What is required: Every entry that follows should be reproduced exactly.

Supplied information:
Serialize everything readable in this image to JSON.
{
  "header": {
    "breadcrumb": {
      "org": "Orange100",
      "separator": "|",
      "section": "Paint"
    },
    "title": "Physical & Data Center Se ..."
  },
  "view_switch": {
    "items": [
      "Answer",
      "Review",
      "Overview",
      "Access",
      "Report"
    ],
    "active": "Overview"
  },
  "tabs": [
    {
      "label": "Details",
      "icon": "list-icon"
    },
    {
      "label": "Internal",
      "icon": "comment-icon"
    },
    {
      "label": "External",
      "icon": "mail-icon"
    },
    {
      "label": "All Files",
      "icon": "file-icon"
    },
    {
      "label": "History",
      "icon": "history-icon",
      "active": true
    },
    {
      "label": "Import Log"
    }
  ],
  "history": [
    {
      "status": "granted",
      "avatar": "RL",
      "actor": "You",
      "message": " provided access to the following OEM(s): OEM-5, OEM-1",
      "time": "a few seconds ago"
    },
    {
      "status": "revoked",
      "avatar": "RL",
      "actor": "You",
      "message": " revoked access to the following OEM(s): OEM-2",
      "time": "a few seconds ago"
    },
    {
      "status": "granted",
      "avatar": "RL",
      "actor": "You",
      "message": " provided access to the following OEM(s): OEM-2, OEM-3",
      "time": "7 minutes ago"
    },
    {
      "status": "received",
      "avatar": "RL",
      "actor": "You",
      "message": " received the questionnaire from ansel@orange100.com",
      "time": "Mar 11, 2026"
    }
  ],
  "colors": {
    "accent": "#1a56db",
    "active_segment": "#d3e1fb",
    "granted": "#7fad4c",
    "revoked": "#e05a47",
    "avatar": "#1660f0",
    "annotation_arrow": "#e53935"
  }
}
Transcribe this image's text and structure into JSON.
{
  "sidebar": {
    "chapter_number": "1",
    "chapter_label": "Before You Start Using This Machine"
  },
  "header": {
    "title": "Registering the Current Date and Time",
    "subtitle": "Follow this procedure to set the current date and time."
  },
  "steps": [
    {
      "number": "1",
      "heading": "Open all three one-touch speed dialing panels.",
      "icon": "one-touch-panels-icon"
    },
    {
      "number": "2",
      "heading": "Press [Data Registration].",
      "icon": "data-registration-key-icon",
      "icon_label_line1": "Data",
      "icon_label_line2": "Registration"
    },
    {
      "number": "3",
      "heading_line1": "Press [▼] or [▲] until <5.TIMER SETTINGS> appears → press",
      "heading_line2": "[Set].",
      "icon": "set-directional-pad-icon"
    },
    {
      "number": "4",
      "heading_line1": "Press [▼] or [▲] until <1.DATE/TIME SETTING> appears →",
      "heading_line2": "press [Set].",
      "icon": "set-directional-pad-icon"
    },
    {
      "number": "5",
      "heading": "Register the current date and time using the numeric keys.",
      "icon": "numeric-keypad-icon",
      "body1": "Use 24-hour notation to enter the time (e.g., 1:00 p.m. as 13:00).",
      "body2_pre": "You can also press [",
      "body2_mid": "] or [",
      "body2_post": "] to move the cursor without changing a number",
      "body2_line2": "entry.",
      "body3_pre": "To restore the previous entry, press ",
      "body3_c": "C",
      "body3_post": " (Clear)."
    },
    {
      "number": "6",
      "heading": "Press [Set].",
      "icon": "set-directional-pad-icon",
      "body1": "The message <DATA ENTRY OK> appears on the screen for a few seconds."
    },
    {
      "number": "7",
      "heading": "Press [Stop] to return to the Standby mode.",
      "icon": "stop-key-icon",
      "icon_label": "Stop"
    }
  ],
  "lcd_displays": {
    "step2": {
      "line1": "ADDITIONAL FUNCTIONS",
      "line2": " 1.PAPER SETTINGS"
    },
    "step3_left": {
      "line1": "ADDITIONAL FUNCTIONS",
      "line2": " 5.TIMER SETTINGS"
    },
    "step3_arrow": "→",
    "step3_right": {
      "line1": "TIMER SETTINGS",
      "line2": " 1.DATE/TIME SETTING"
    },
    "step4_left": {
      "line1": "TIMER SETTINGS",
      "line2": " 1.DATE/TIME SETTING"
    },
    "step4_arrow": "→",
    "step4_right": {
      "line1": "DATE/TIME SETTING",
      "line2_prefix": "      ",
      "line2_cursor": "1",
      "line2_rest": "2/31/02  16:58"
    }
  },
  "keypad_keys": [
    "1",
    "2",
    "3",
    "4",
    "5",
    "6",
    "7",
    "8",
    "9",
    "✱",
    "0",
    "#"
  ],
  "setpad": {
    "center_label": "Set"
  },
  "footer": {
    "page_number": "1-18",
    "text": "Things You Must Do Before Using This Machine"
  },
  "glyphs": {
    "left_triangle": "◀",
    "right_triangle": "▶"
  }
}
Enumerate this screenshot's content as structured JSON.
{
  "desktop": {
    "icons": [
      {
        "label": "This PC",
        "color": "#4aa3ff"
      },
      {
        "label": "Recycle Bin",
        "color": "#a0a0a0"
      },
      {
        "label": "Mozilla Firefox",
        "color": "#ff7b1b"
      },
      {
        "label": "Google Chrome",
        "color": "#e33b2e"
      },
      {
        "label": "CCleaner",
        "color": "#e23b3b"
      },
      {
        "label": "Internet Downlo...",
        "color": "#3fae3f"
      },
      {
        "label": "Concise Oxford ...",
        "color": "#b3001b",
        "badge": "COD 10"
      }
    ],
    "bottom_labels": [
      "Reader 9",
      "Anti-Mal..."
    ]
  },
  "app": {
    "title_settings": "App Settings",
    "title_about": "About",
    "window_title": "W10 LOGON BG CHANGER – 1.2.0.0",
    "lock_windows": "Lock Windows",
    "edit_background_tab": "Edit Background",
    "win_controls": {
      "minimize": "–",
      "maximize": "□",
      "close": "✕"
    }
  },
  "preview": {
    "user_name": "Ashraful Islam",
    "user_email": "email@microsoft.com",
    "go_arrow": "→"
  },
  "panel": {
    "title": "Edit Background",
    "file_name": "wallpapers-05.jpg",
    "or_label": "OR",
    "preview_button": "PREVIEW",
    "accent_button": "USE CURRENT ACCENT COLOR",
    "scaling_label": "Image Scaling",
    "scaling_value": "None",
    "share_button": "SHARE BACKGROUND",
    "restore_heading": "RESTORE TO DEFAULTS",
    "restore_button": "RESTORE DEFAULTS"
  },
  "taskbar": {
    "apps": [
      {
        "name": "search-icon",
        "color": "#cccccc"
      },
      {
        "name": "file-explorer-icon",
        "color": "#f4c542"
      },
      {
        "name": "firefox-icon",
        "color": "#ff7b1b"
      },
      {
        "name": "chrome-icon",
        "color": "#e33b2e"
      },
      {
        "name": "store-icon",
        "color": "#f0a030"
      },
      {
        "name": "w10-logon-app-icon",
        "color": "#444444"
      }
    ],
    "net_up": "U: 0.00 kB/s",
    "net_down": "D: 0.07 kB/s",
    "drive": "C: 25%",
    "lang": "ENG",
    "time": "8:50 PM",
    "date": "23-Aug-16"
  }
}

Answer:
Serialize everything readable in this image to JSON.
{
  "header": {
    "breadcrumb": {
      "org": "Orange100",
      "separator": "|",
      "section": "Paint"
    },
    "title": "Physical & Data Center Se ..."
  },
  "view_switch": {
    "items": [
      "Answer",
      "Review",
      "Overview",
      "Access",
      "Report"
    ],
    "active": "Overview"
  },
  "tabs": [
    {
      "label": "Details",
      "icon": "list-icon"
    },
    {
      "label": "Internal",
      "icon": "comment-icon"
    },
    {
      "label": "External",
      "icon": "mail-icon"
    },
    {
      "label": "All Files",
      "icon": "file-icon"
    },
    {
      "label": "History",
      "icon": "history-icon",
      "active": true
    },
    {
      "label": "Import Log"
    }
  ],
  "history": [
    {
      "status": "granted",
      "avatar": "RL",
      "actor": "You",
      "message": " provided access to the following OEM(s): OEM-5, OEM-1",
      "time": "a few seconds ago"
    },
    {
      "status": "revoked",
      "avatar": "RL",
      "actor": "You",
      "message": " revoked access to the following OEM(s): OEM-2",
      "time": "a few seconds ago"
    },
    {
      "status": "granted",
      "avatar": "RL",
      "actor": "You",
      "message": " provided access to the following OEM(s): OEM-2, OEM-3",
      "time": "7 minutes ago"
    },
    {
      "status": "received",
      "avatar": "RL",
      "actor": "You",
      "message": " received the questionnaire from ansel@orange100.com",
      "time": "Mar 11, 2026"
    }
  ],
  "colors": {
    "accent": "#1a56db",
    "active_segment": "#d3e1fb",
    "granted": "#7fad4c",
    "revoked": "#e05a47",
    "avatar": "#1660f0",
    "annotation_arrow": "#e53935"
  }
}
Transcribe this image's text and structure into JSON.
{
  "sidebar": {
    "chapter_number": "1",
    "chapter_label": "Before You Start Using This Machine"
  },
  "header": {
    "title": "Registering the Current Date and Time",
    "subtitle": "Follow this procedure to set the current date and time."
  },
  "steps": [
    {
      "number": "1",
      "heading": "Open all three one-touch speed dialing panels.",
      "icon": "one-touch-panels-icon"
    },
    {
      "number": "2",
      "heading": "Press [Data Registration].",
      "icon": "data-registration-key-icon",
      "icon_label_line1": "Data",
      "icon_label_line2": "Registration"
    },
    {
      "number": "3",
      "heading_line1": "Press [▼] or [▲] until <5.TIMER SETTINGS> appears → press",
      "heading_line2": "[Set].",
      "icon": "set-directional-pad-icon"
    },
    {
      "number": "4",
      "heading_line1": "Press [▼] or [▲] until <1.DATE/TIME SETTING> appears →",
      "heading_line2": "press [Set].",
      "icon": "set-directional-pad-icon"
    },
    {
      "number": "5",
      "heading": "Register the current date and time using the numeric keys.",
      "icon": "numeric-keypad-icon",
      "body1": "Use 24-hour notation to enter the time (e.g., 1:00 p.m. as 13:00).",
      "body2_pre": "You can also press [",
      "body2_mid": "] or [",
      "body2_post": "] to move the cursor without changing a number",
      "body2_line2": "entry.",
      "body3_pre": "To restore the previous entry, press ",
      "body3_c": "C",
      "body3_post": " (Clear)."
    },
    {
      "number": "6",
      "heading": "Press [Set].",
      "icon": "set-directional-pad-icon",
      "body1": "The message <DATA ENTRY OK> appears on the screen for a few seconds."
    },
    {
      "number": "7",
      "heading": "Press [Stop] to return to the Standby mode.",
      "icon": "stop-key-icon",
      "icon_label": "Stop"
    }
  ],
  "lcd_displays": {
    "step2": {
      "line1": "ADDITIONAL FUNCTIONS",
      "line2": " 1.PAPER SETTINGS"
    },
    "step3_left": {
      "line1": "ADDITIONAL FUNCTIONS",
      "line2": " 5.TIMER SETTINGS"
    },
    "step3_arrow": "→",
    "step3_right": {
      "line1": "TIMER SETTINGS",
      "line2": " 1.DATE/TIME SETTING"
    },
    "step4_left": {
      "line1": "TIMER SETTINGS",
      "line2": " 1.DATE/TIME SETTING"
    },
    "step4_arrow": "→",
    "step4_right": {
      "line1": "DATE/TIME SETTING",
      "line2_prefix": "      ",
      "line2_cursor": "1",
      "line2_rest": "2/31/02  16:58"
    }
  },
  "keypad_keys": [
    "1",
    "2",
    "3",
    "4",
    "5",
    "6",
    "7",
    "8",
    "9",
    "✱",
    "0",
    "#"
  ],
  "setpad": {
    "center_label": "Set"
  },
  "footer": {
    "page_number": "1-18",
    "text": "Things You Must Do Before Using This Machine"
  },
  "glyphs": {
    "left_triangle": "◀",
    "right_triangle": "▶"
  }
}
Enumerate this screenshot's content as structured JSON.
{
  "desktop": {
    "icons": [
      {
        "label": "This PC",
        "color": "#4aa3ff"
      },
      {
        "label": "Recycle Bin",
        "color": "#a0a0a0"
      },
      {
        "label": "Mozilla Firefox",
        "color": "#ff7b1b"
      },
      {
        "label": "Google Chrome",
        "color": "#e33b2e"
      },
      {
        "label": "CCleaner",
        "color": "#e23b3b"
      },
      {
        "label": "Internet Downlo...",
        "color": "#3fae3f"
      },
      {
        "label": "Concise Oxford ...",
        "color": "#b3001b",
        "badge": "COD 10"
      }
    ],
    "bottom_labels": [
      "Reader 9",
      "Anti-Mal..."
    ]
  },
  "app": {
    "title_settings": "App Settings",
    "title_about": "About",
    "window_title": "W10 LOGON BG CHANGER – 1.2.0.0",
    "lock_windows": "Lock Windows",
    "edit_background_tab": "Edit Background",
    "win_controls": {
      "minimize": "–",
      "maximize": "□",
      "close": "✕"
    }
  },
  "preview": {
    "user_name": "Ashraful Islam",
    "user_email": "email@microsoft.com",
    "go_arrow": "→"
  },
  "panel": {
    "title": "Edit Background",
    "file_name": "wallpapers-05.jpg",
    "or_label": "OR",
    "preview_button": "PREVIEW",
    "accent_button": "USE CURRENT ACCENT COLOR",
    "scaling_label": "Image Scaling",
    "scaling_value": "None",
    "share_button": "SHARE BACKGROUND",
    "restore_heading": "RESTORE TO DEFAULTS",
    "restore_button": "RESTORE DEFAULTS"
  },
  "taskbar": {
    "apps": [
      {
        "name": "search-icon",
        "color": "#cccccc"
      },
      {
        "name": "file-explorer-icon",
        "color": "#f4c542"
      },
      {
        "name": "firefox-icon",
        "color": "#ff7b1b"
      },
      {
        "name": "chrome-icon",
        "color": "#e33b2e"
      },
      {
        "name": "store-icon",
        "color": "#f0a030"
      },
      {
        "name": "w10-logon-app-icon",
        "color": "#444444"
      }
    ],
    "net_up": "U: 0.00 kB/s",
    "net_down": "D: 0.07 kB/s",
    "drive": "C: 25%",
    "lang": "ENG",
    "time": "8:50 PM",
    "date": "23-Aug-16"
  }
}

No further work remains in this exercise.